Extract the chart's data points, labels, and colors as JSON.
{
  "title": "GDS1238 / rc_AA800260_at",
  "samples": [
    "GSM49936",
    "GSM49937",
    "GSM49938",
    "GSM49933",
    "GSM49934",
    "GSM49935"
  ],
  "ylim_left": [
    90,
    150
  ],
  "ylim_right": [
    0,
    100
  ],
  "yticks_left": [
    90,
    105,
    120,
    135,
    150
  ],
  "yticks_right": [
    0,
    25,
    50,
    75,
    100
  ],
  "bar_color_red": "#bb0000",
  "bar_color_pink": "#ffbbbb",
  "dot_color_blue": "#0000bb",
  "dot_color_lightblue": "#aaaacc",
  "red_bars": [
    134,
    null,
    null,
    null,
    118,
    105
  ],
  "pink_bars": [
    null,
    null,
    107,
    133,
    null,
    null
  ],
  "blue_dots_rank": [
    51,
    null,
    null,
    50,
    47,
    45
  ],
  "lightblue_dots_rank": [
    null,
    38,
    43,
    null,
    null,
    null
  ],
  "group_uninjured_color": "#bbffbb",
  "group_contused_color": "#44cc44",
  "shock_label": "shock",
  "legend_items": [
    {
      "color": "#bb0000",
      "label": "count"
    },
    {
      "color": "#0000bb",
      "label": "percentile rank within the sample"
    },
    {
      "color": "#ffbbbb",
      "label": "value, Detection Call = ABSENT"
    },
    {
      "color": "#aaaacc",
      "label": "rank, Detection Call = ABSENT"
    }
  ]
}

────────────────

_EXERCISE TASK_. Retype the entries one by one, exactly.

_EXERCISE ANSWER_.
Extract the chart's data points, labels, and colors as JSON.
{
  "title": "GDS1238 / rc_AA800260_at",
  "samples": [
    "GSM49936",
    "GSM49937",
    "GSM49938",
    "GSM49933",
    "GSM49934",
    "GSM49935"
  ],
  "ylim_left": [
    90,
    150
  ],
  "ylim_right": [
    0,
    100
  ],
  "yticks_left": [
    90,
    105,
    120,
    135,
    150
  ],
  "yticks_right": [
    0,
    25,
    50,
    75,
    100
  ],
  "bar_color_red": "#bb0000",
  "bar_color_pink": "#ffbbbb",
  "dot_color_blue": "#0000bb",
  "dot_color_lightblue": "#aaaacc",
  "red_bars": [
    134,
    null,
    null,
    null,
    118,
    105
  ],
  "pink_bars": [
    null,
    null,
    107,
    133,
    null,
    null
  ],
  "blue_dots_rank": [
    51,
    null,
    null,
    50,
    47,
    45
  ],
  "lightblue_dots_rank": [
    null,
    38,
    43,
    null,
    null,
    null
  ],
  "group_uninjured_color": "#bbffbb",
  "group_contused_color": "#44cc44",
  "shock_label": "shock",
  "legend_items": [
    {
      "color": "#bb0000",
      "label": "count"
    },
    {
      "color": "#0000bb",
      "label": "percentile rank within the sample"
    },
    {
      "color": "#ffbbbb",
      "label": "value, Detection Call = ABSENT"
    },
    {
      "color": "#aaaacc",
      "label": "rank, Detection Call = ABSENT"
    }
  ]
}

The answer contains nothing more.